Document page entries with text:
=====
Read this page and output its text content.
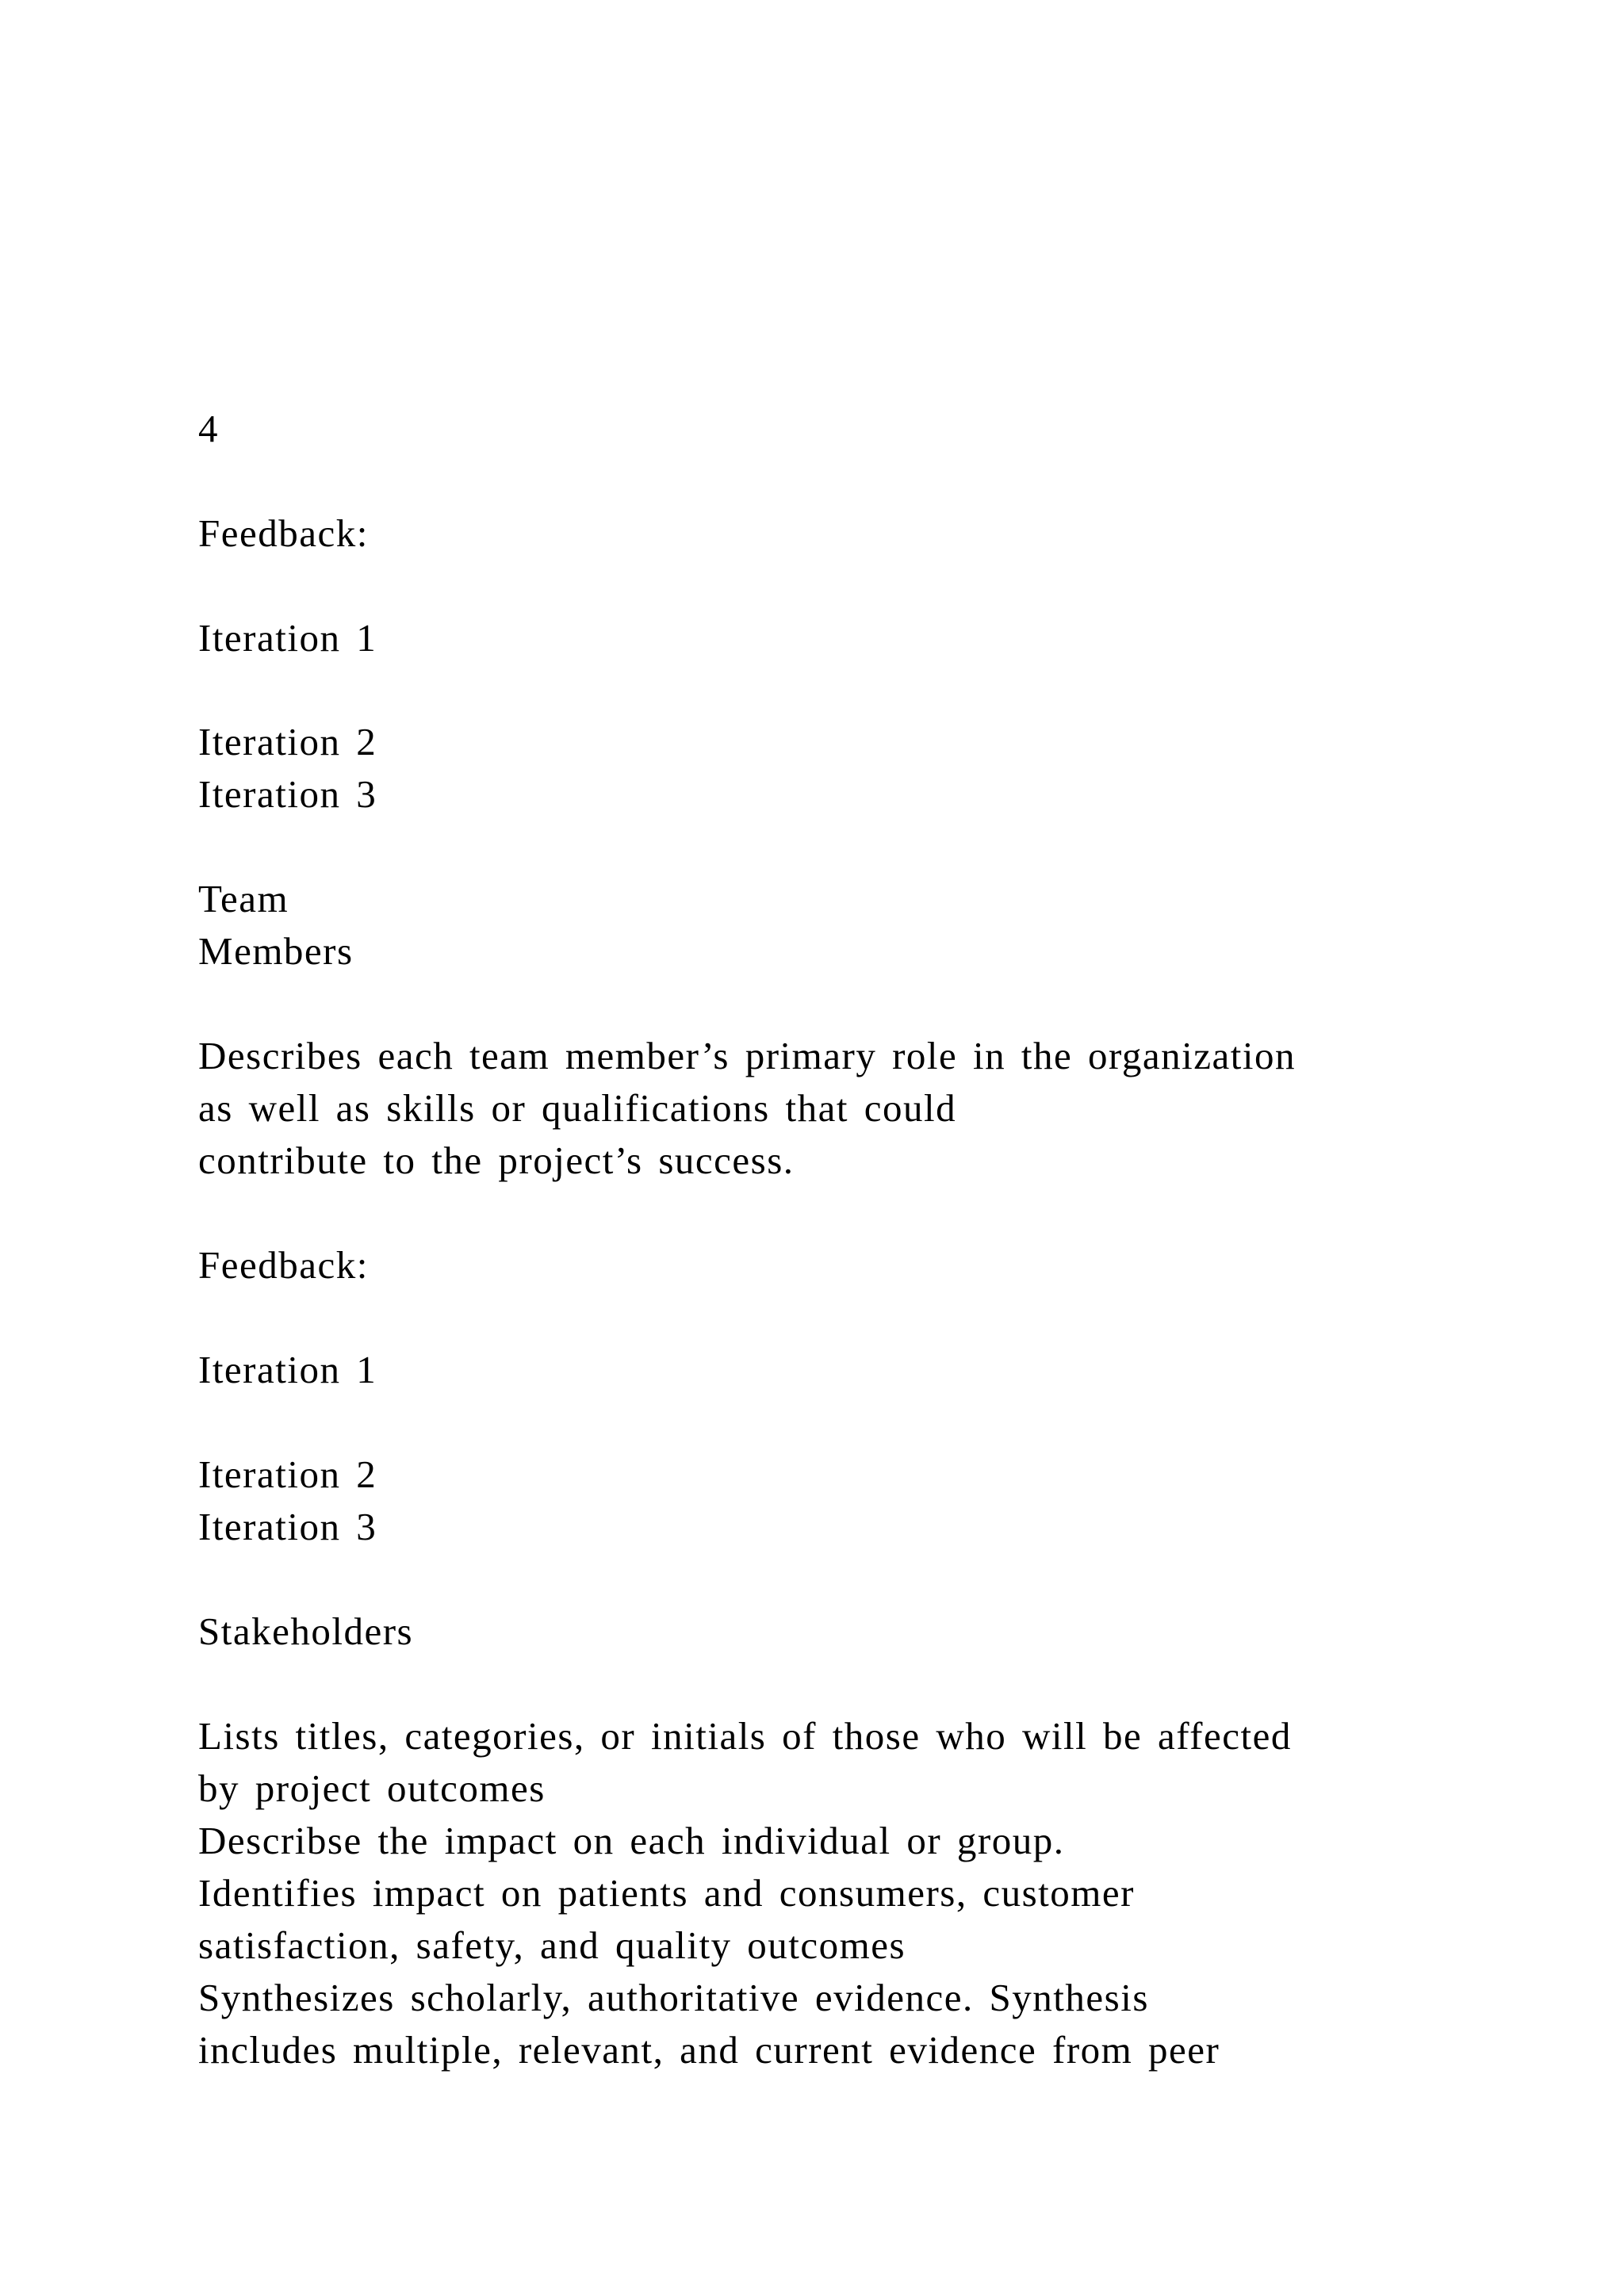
4
Feedback:
Iteration 1
Iteration 2
Iteration 3
Team
Members
Describes each team member’s primary role in the organization
as well as skills or qualifications that could
contribute to the project’s success.
Feedback:
Iteration 1
Iteration 2
Iteration 3
Stakeholders
Lists titles, categories, or initials of those who will be affected
by project outcomes
Describse the impact on each individual or group.
Identifies impact on patients and consumers, customer
satisfaction, safety, and quality outcomes
Synthesizes scholarly, authoritative evidence. Synthesis
includes multiple, relevant, and current evidence from peer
=====
Exercise objective
If a line above holds the string "impact", count it; give the final total as the only output.

Answer to this problem
2